**REQUEST**
Quote the listing below in its entirety.

───── DATA ENTRIES

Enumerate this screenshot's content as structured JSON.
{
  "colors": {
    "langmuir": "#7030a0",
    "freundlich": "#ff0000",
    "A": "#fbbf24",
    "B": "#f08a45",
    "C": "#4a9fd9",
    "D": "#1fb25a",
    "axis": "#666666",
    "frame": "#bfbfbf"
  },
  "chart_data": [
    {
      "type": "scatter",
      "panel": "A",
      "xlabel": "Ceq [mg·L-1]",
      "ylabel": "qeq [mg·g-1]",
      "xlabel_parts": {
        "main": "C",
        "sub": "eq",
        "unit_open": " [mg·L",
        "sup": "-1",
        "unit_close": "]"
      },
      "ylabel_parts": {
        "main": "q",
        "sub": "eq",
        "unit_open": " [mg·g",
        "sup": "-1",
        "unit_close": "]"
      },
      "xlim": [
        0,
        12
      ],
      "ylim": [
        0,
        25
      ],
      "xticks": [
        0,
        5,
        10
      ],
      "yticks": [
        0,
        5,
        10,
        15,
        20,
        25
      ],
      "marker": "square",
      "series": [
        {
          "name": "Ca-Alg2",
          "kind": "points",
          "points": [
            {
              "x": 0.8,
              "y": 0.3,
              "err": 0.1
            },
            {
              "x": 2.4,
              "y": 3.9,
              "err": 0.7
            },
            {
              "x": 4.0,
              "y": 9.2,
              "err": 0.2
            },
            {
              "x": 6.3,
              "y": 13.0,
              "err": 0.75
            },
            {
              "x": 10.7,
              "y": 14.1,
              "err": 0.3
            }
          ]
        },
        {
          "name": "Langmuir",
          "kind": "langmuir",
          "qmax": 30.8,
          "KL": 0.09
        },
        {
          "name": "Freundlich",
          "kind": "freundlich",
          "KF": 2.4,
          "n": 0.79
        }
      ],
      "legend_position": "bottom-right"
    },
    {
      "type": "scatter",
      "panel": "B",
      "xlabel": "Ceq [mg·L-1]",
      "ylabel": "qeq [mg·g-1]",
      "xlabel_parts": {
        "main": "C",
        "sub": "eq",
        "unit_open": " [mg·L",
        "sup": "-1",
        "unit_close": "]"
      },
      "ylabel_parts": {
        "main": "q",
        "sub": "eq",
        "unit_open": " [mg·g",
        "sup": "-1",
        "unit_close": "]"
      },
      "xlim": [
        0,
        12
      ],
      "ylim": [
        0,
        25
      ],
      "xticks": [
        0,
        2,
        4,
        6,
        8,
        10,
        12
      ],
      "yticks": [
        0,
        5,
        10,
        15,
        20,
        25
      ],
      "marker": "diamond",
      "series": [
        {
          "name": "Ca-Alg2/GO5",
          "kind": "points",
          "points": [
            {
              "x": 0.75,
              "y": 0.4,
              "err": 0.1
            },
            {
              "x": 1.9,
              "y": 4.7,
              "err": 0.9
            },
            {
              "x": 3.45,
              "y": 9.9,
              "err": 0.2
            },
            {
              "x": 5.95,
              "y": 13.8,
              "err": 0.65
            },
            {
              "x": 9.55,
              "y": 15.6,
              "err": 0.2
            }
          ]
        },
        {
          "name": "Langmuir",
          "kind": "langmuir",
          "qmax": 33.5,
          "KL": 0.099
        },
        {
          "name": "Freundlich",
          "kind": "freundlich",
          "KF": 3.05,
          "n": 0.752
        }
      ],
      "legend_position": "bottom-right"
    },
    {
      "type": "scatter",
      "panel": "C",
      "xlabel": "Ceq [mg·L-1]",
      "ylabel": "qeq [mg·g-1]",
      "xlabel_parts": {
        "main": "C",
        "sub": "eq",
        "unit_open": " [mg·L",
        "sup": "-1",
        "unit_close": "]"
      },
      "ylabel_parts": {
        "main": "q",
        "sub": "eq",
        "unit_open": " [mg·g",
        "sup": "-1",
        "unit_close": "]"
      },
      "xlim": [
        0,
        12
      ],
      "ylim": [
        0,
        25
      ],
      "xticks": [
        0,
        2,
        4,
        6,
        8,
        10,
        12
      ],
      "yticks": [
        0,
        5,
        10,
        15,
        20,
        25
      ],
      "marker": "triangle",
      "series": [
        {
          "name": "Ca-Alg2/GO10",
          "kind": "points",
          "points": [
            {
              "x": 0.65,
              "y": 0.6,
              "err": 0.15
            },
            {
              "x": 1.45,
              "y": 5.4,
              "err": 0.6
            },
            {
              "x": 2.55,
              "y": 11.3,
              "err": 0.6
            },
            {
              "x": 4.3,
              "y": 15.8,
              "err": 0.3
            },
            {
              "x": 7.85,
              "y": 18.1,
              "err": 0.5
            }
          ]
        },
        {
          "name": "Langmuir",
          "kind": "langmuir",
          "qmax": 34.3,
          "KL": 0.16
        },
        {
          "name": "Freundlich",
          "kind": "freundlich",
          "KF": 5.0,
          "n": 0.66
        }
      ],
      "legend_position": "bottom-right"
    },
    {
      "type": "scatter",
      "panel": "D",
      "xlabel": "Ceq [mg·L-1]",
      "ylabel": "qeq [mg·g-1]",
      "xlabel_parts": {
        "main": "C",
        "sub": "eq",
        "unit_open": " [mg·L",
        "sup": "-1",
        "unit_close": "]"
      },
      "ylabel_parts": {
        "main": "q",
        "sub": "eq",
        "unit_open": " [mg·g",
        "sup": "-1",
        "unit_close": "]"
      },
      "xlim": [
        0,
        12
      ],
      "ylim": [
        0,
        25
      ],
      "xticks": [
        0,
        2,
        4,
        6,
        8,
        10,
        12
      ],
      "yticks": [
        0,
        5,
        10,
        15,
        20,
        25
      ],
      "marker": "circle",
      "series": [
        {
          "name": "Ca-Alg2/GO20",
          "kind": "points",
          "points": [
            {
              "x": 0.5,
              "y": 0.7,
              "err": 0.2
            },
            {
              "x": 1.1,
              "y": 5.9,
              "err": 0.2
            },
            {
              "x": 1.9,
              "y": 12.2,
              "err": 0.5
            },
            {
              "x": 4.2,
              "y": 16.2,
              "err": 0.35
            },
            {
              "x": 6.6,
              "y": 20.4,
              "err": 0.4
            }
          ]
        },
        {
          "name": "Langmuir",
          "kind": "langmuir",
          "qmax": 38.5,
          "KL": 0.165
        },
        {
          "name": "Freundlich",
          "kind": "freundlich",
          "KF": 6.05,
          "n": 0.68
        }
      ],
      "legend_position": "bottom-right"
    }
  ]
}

──────────

**EXPECTED OUTPUT**
Enumerate this screenshot's content as structured JSON.
{
  "colors": {
    "langmuir": "#7030a0",
    "freundlich": "#ff0000",
    "A": "#fbbf24",
    "B": "#f08a45",
    "C": "#4a9fd9",
    "D": "#1fb25a",
    "axis": "#666666",
    "frame": "#bfbfbf"
  },
  "chart_data": [
    {
      "type": "scatter",
      "panel": "A",
      "xlabel": "Ceq [mg·L-1]",
      "ylabel": "qeq [mg·g-1]",
      "xlabel_parts": {
        "main": "C",
        "sub": "eq",
        "unit_open": " [mg·L",
        "sup": "-1",
        "unit_close": "]"
      },
      "ylabel_parts": {
        "main": "q",
        "sub": "eq",
        "unit_open": " [mg·g",
        "sup": "-1",
        "unit_close": "]"
      },
      "xlim": [
        0,
        12
      ],
      "ylim": [
        0,
        25
      ],
      "xticks": [
        0,
        5,
        10
      ],
      "yticks": [
        0,
        5,
        10,
        15,
        20,
        25
      ],
      "marker": "square",
      "series": [
        {
          "name": "Ca-Alg2",
          "kind": "points",
          "points": [
            {
              "x": 0.8,
              "y": 0.3,
              "err": 0.1
            },
            {
              "x": 2.4,
              "y": 3.9,
              "err": 0.7
            },
            {
              "x": 4.0,
              "y": 9.2,
              "err": 0.2
            },
            {
              "x": 6.3,
              "y": 13.0,
              "err": 0.75
            },
            {
              "x": 10.7,
              "y": 14.1,
              "err": 0.3
            }
          ]
        },
        {
          "name": "Langmuir",
          "kind": "langmuir",
          "qmax": 30.8,
          "KL": 0.09
        },
        {
          "name": "Freundlich",
          "kind": "freundlich",
          "KF": 2.4,
          "n": 0.79
        }
      ],
      "legend_position": "bottom-right"
    },
    {
      "type": "scatter",
      "panel": "B",
      "xlabel": "Ceq [mg·L-1]",
      "ylabel": "qeq [mg·g-1]",
      "xlabel_parts": {
        "main": "C",
        "sub": "eq",
        "unit_open": " [mg·L",
        "sup": "-1",
        "unit_close": "]"
      },
      "ylabel_parts": {
        "main": "q",
        "sub": "eq",
        "unit_open": " [mg·g",
        "sup": "-1",
        "unit_close": "]"
      },
      "xlim": [
        0,
        12
      ],
      "ylim": [
        0,
        25
      ],
      "xticks": [
        0,
        2,
        4,
        6,
        8,
        10,
        12
      ],
      "yticks": [
        0,
        5,
        10,
        15,
        20,
        25
      ],
      "marker": "diamond",
      "series": [
        {
          "name": "Ca-Alg2/GO5",
          "kind": "points",
          "points": [
            {
              "x": 0.75,
              "y": 0.4,
              "err": 0.1
            },
            {
              "x": 1.9,
              "y": 4.7,
              "err": 0.9
            },
            {
              "x": 3.45,
              "y": 9.9,
              "err": 0.2
            },
            {
              "x": 5.95,
              "y": 13.8,
              "err": 0.65
            },
            {
              "x": 9.55,
              "y": 15.6,
              "err": 0.2
            }
          ]
        },
        {
          "name": "Langmuir",
          "kind": "langmuir",
          "qmax": 33.5,
          "KL": 0.099
        },
        {
          "name": "Freundlich",
          "kind": "freundlich",
          "KF": 3.05,
          "n": 0.752
        }
      ],
      "legend_position": "bottom-right"
    },
    {
      "type": "scatter",
      "panel": "C",
      "xlabel": "Ceq [mg·L-1]",
      "ylabel": "qeq [mg·g-1]",
      "xlabel_parts": {
        "main": "C",
        "sub": "eq",
        "unit_open": " [mg·L",
        "sup": "-1",
        "unit_close": "]"
      },
      "ylabel_parts": {
        "main": "q",
        "sub": "eq",
        "unit_open": " [mg·g",
        "sup": "-1",
        "unit_close": "]"
      },
      "xlim": [
        0,
        12
      ],
      "ylim": [
        0,
        25
      ],
      "xticks": [
        0,
        2,
        4,
        6,
        8,
        10,
        12
      ],
      "yticks": [
        0,
        5,
        10,
        15,
        20,
        25
      ],
      "marker": "triangle",
      "series": [
        {
          "name": "Ca-Alg2/GO10",
          "kind": "points",
          "points": [
            {
              "x": 0.65,
              "y": 0.6,
              "err": 0.15
            },
            {
              "x": 1.45,
              "y": 5.4,
              "err": 0.6
            },
            {
              "x": 2.55,
              "y": 11.3,
              "err": 0.6
            },
            {
              "x": 4.3,
              "y": 15.8,
              "err": 0.3
            },
            {
              "x": 7.85,
              "y": 18.1,
              "err": 0.5
            }
          ]
        },
        {
          "name": "Langmuir",
          "kind": "langmuir",
          "qmax": 34.3,
          "KL": 0.16
        },
        {
          "name": "Freundlich",
          "kind": "freundlich",
          "KF": 5.0,
          "n": 0.66
        }
      ],
      "legend_position": "bottom-right"
    },
    {
      "type": "scatter",
      "panel": "D",
      "xlabel": "Ceq [mg·L-1]",
      "ylabel": "qeq [mg·g-1]",
      "xlabel_parts": {
        "main": "C",
        "sub": "eq",
        "unit_open": " [mg·L",
        "sup": "-1",
        "unit_close": "]"
      },
      "ylabel_parts": {
        "main": "q",
        "sub": "eq",
        "unit_open": " [mg·g",
        "sup": "-1",
        "unit_close": "]"
      },
      "xlim": [
        0,
        12
      ],
      "ylim": [
        0,
        25
      ],
      "xticks": [
        0,
        2,
        4,
        6,
        8,
        10,
        12
      ],
      "yticks": [
        0,
        5,
        10,
        15,
        20,
        25
      ],
      "marker": "circle",
      "series": [
        {
          "name": "Ca-Alg2/GO20",
          "kind": "points",
          "points": [
            {
              "x": 0.5,
              "y": 0.7,
              "err": 0.2
            },
            {
              "x": 1.1,
              "y": 5.9,
              "err": 0.2
            },
            {
              "x": 1.9,
              "y": 12.2,
              "err": 0.5
            },
            {
              "x": 4.2,
              "y": 16.2,
              "err": 0.35
            },
            {
              "x": 6.6,
              "y": 20.4,
              "err": 0.4
            }
          ]
        },
        {
          "name": "Langmuir",
          "kind": "langmuir",
          "qmax": 38.5,
          "KL": 0.165
        },
        {
          "name": "Freundlich",
          "kind": "freundlich",
          "KF": 6.05,
          "n": 0.68
        }
      ],
      "legend_position": "bottom-right"
    }
  ]
}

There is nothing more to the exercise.